* Problem *
From the entries provided below, copy each line that contains the word "dich".

* Begin Data records *

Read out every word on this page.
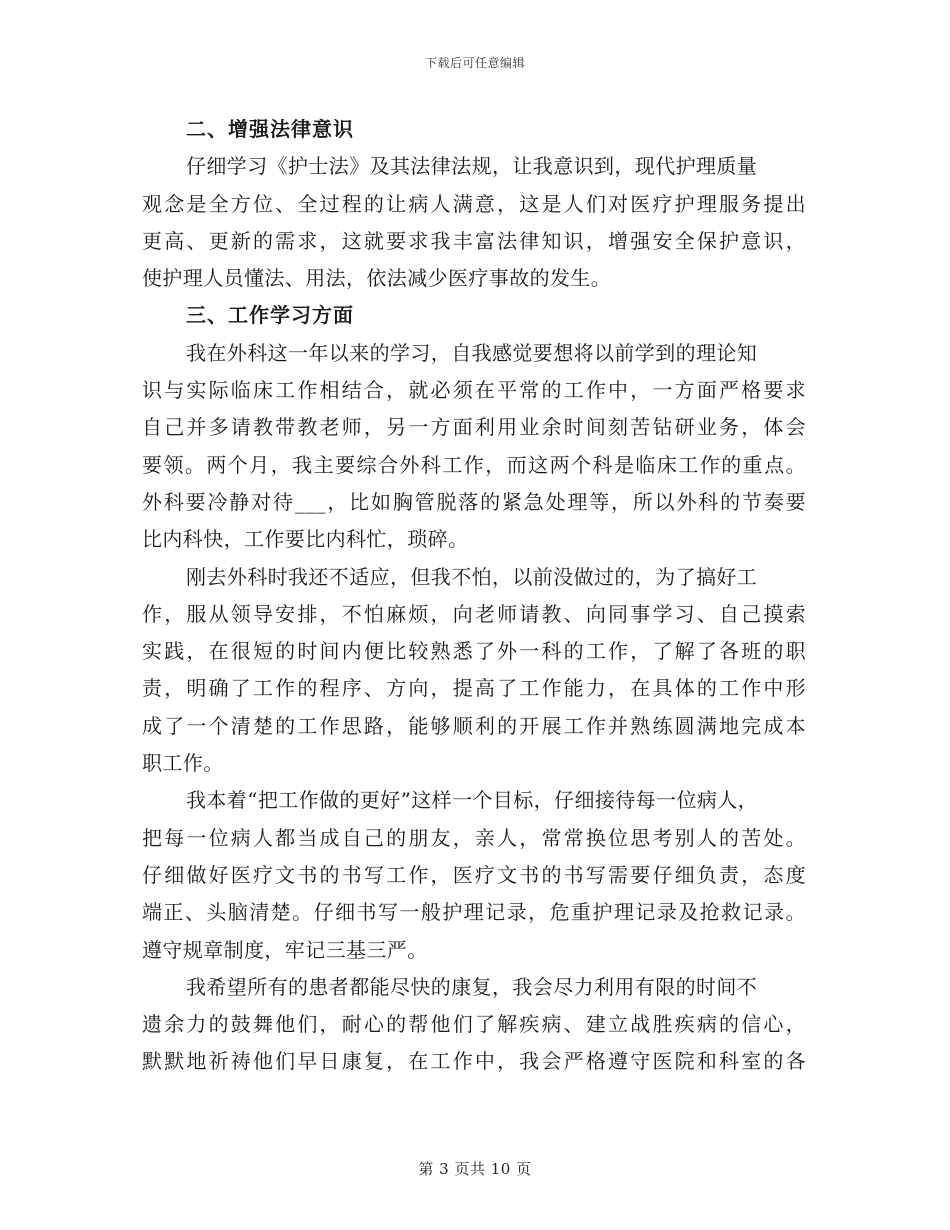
下载后可任意编辑
二、增强法律意识
仔细学习《护士法》及其法律法规，让我意识到，现代护理质量
观念是全方位、全过程的让病人满意，这是人们对医疗护理服务提出
更高、更新的需求，这就要求我丰富法律知识，增强安全保护意识，
使护理人员懂法、用法，依法减少医疗事故的发生。
三、工作学习方面
我在外科这一年以来的学习，自我感觉要想将以前学到的理论知
识与实际临床工作相结合，就必须在平常的工作中，一方面严格要求
自己并多请教带教老师，另一方面利用业余时间刻苦钻研业务，体会
要领。两个月，我主要综合外科工作，而这两个科是临床工作的重点。
外科要冷静对待___，比如胸管脱落的紧急处理等，所以外科的节奏要
比内科快，工作要比内科忙，琐碎。
刚去外科时我还不适应，但我不怕，以前没做过的，为了搞好工
作，服从领导安排，不怕麻烦，向老师请教、向同事学习、自己摸索
实践，在很短的时间内便比较熟悉了外一科的工作，了解了各班的职
责，明确了工作的程序、方向，提高了工作能力，在具体的工作中形
成了一个清楚的工作思路，能够顺利的开展工作并熟练圆满地完成本
职工作。
我本着“把工作做的更好”这样一个目标，仔细接待每一位病人，
把每一位病人都当成自己的朋友，亲人，常常换位思考别人的苦处。
仔细做好医疗文书的书写工作，医疗文书的书写需要仔细负责，态度
端正、头脑清楚。仔细书写一般护理记录，危重护理记录及抢救记录。
遵守规章制度，牢记三基三严。
我希望所有的患者都能尽快的康复，我会尽力利用有限的时间不
遗余力的鼓舞他们，耐心的帮他们了解疾病、建立战胜疾病的信心，
默默地祈祷他们早日康复，在工作中，我会严格遵守医院和科室的各
第 3 页共 10 页
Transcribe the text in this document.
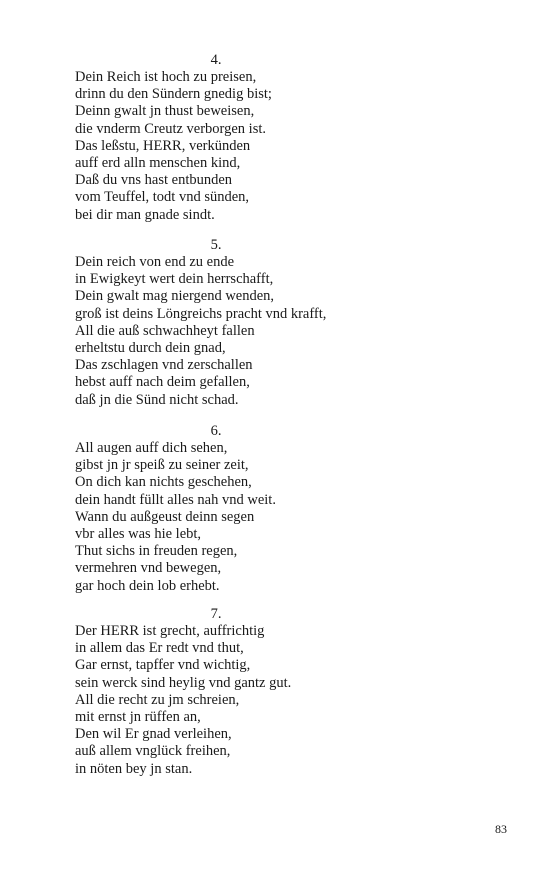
4.
Dein Reich ist hoch zu preisen,
drinn du den Sündern gnedig bist;
Deinn gwalt jn thust beweisen,
die vnderm Creutz verborgen ist.
Das leßstu, HERR, verkünden
auff erd alln menschen kind,
Daß du vns hast entbunden
vom Teuffel, todt vnd sünden,
bei dir man gnade sindt.
5.
Dein reich von end zu ende
in Ewigkeyt wert dein herrschafft,
Dein gwalt mag niergend wenden,
groß ist deins Löngreichs pracht vnd krafft,
All die auß schwachheyt fallen
erheltstu durch dein gnad,
Das zschlagen vnd zerschallen
hebst auff nach deim gefallen,
daß jn die Sünd nicht schad.
6.
All augen auff dich sehen,
gibst jn jr speiß zu seiner zeit,
On dich kan nichts geschehen,
dein handt füllt alles nah vnd weit.
Wann du außgeust deinn segen
vbr alles was hie lebt,
Thut sichs in freuden regen,
vermehren vnd bewegen,
gar hoch dein lob erhebt.
7.
Der HERR ist grecht, auffrichtig
in allem das Er redt vnd thut,
Gar ernst, tapffer vnd wichtig,
sein werck sind heylig vnd gantz gut.
All die recht zu jm schreien,
mit ernst jn rüffen an,
Den wil Er gnad verleihen,
auß allem vnglück freihen,
in nöten bey jn stan.
83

* End Data records *

* Correct result *
All augen auff dich sehen,
On dich kan nichts geschehen,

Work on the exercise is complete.